Short exercise. Find every line with the word "based". Copy those lines.

Data supplied.
-- START --

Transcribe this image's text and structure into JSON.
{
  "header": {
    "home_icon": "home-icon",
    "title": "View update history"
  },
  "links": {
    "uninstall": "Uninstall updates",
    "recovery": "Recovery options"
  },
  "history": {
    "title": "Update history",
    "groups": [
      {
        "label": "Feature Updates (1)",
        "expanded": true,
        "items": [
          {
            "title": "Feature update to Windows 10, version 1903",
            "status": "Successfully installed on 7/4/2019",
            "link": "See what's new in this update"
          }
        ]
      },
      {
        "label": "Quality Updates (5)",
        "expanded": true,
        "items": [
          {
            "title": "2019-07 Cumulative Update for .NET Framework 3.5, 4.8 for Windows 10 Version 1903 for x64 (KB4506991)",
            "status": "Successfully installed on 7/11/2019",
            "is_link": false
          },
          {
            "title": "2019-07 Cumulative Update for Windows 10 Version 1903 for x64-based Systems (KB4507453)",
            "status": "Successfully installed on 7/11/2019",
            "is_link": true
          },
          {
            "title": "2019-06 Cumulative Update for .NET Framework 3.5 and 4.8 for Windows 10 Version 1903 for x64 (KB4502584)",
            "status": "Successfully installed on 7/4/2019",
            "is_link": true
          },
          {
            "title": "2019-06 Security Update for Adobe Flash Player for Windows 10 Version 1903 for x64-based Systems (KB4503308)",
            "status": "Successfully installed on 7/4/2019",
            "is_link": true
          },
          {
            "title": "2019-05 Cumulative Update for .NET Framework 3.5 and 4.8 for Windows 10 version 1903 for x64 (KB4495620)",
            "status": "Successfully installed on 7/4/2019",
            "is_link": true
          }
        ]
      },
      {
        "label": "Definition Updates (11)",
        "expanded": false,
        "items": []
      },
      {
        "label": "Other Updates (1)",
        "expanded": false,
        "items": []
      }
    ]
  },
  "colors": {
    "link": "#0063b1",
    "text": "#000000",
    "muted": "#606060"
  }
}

-- END --

Output for this task.
            "title": "2019-07 Cumulative Update for Windows 10 Version 1903 for x64-based Systems (KB4507453)",
            "title": "2019-06 Security Update for Adobe Flash Player for Windows 10 Version 1903 for x64-based Systems (KB4503308)",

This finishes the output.